Task goal -> Please output the lines shown below exactly as they appear.
+---+
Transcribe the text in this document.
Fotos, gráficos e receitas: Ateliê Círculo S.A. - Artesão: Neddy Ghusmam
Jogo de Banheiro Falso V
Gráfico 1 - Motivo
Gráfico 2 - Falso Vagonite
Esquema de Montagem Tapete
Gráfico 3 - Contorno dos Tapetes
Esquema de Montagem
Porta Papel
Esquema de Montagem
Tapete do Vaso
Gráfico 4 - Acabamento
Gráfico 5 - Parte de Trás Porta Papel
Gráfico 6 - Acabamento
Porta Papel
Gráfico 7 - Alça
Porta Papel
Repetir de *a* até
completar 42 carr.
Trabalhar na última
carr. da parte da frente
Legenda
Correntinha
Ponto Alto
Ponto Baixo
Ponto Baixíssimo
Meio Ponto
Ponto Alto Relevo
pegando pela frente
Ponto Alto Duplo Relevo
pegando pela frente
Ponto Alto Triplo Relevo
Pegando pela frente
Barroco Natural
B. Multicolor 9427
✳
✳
+---+
Solution to the exercise ->
Transcribe the text in this document.
Fotos, gráficos e receitas: Ateliê Círculo S.A. - Artesão: Neddy Ghusmam
Jogo de Banheiro Falso V
Gráfico 1 - Motivo
Gráfico 2 - Falso Vagonite
Esquema de Montagem Tapete
Gráfico 3 - Contorno dos Tapetes
Esquema de Montagem
Porta Papel
Esquema de Montagem
Tapete do Vaso
Gráfico 4 - Acabamento
Gráfico 5 - Parte de Trás Porta Papel
Gráfico 6 - Acabamento
Porta Papel
Gráfico 7 - Alça
Porta Papel
Repetir de *a* até
completar 42 carr.
Trabalhar na última
carr. da parte da frente
Legenda
Correntinha
Ponto Alto
Ponto Baixo
Ponto Baixíssimo
Meio Ponto
Ponto Alto Relevo
pegando pela frente
Ponto Alto Duplo Relevo
pegando pela frente
Ponto Alto Triplo Relevo
Pegando pela frente
Barroco Natural
B. Multicolor 9427
✳
✳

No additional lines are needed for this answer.